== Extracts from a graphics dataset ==
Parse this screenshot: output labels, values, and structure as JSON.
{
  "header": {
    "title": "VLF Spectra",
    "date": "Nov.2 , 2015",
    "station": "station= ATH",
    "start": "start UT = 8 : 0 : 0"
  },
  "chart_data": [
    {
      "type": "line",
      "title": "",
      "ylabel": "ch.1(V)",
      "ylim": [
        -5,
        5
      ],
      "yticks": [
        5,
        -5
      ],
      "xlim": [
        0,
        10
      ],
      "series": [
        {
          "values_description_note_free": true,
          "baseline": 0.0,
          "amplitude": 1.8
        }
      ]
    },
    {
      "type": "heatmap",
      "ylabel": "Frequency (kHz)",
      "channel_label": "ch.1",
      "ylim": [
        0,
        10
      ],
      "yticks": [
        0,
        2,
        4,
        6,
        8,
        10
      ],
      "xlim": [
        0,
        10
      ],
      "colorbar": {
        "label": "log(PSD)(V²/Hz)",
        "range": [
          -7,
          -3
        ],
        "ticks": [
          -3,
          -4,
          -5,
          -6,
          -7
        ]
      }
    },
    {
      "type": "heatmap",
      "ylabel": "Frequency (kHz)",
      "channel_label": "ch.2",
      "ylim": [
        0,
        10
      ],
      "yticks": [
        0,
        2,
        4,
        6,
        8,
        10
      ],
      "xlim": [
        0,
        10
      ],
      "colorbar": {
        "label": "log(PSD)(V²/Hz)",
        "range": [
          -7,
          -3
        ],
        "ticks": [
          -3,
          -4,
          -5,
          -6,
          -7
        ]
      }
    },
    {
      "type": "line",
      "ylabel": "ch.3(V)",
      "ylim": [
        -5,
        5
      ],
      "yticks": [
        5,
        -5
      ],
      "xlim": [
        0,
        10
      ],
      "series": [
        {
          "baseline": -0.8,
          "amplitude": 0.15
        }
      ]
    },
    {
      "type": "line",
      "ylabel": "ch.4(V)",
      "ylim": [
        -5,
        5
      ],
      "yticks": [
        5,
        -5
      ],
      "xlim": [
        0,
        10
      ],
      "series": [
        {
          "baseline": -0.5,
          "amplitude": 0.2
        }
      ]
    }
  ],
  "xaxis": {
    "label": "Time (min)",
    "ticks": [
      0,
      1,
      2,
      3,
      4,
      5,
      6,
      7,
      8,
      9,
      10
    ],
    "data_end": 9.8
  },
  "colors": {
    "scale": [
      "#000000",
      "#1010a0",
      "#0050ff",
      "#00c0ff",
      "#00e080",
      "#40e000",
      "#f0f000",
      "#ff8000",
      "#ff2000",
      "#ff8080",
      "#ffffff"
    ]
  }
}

== Exercise ==
Restate the whole listing exactly, leaving out nothing.

== Response ==
Parse this screenshot: output labels, values, and structure as JSON.
{
  "header": {
    "title": "VLF Spectra",
    "date": "Nov.2 , 2015",
    "station": "station= ATH",
    "start": "start UT = 8 : 0 : 0"
  },
  "chart_data": [
    {
      "type": "line",
      "title": "",
      "ylabel": "ch.1(V)",
      "ylim": [
        -5,
        5
      ],
      "yticks": [
        5,
        -5
      ],
      "xlim": [
        0,
        10
      ],
      "series": [
        {
          "values_description_note_free": true,
          "baseline": 0.0,
          "amplitude": 1.8
        }
      ]
    },
    {
      "type": "heatmap",
      "ylabel": "Frequency (kHz)",
      "channel_label": "ch.1",
      "ylim": [
        0,
        10
      ],
      "yticks": [
        0,
        2,
        4,
        6,
        8,
        10
      ],
      "xlim": [
        0,
        10
      ],
      "colorbar": {
        "label": "log(PSD)(V²/Hz)",
        "range": [
          -7,
          -3
        ],
        "ticks": [
          -3,
          -4,
          -5,
          -6,
          -7
        ]
      }
    },
    {
      "type": "heatmap",
      "ylabel": "Frequency (kHz)",
      "channel_label": "ch.2",
      "ylim": [
        0,
        10
      ],
      "yticks": [
        0,
        2,
        4,
        6,
        8,
        10
      ],
      "xlim": [
        0,
        10
      ],
      "colorbar": {
        "label": "log(PSD)(V²/Hz)",
        "range": [
          -7,
          -3
        ],
        "ticks": [
          -3,
          -4,
          -5,
          -6,
          -7
        ]
      }
    },
    {
      "type": "line",
      "ylabel": "ch.3(V)",
      "ylim": [
        -5,
        5
      ],
      "yticks": [
        5,
        -5
      ],
      "xlim": [
        0,
        10
      ],
      "series": [
        {
          "baseline": -0.8,
          "amplitude": 0.15
        }
      ]
    },
    {
      "type": "line",
      "ylabel": "ch.4(V)",
      "ylim": [
        -5,
        5
      ],
      "yticks": [
        5,
        -5
      ],
      "xlim": [
        0,
        10
      ],
      "series": [
        {
          "baseline": -0.5,
          "amplitude": 0.2
        }
      ]
    }
  ],
  "xaxis": {
    "label": "Time (min)",
    "ticks": [
      0,
      1,
      2,
      3,
      4,
      5,
      6,
      7,
      8,
      9,
      10
    ],
    "data_end": 9.8
  },
  "colors": {
    "scale": [
      "#000000",
      "#1010a0",
      "#0050ff",
      "#00c0ff",
      "#00e080",
      "#40e000",
      "#f0f000",
      "#ff8000",
      "#ff2000",
      "#ff8080",
      "#ffffff"
    ]
  }
}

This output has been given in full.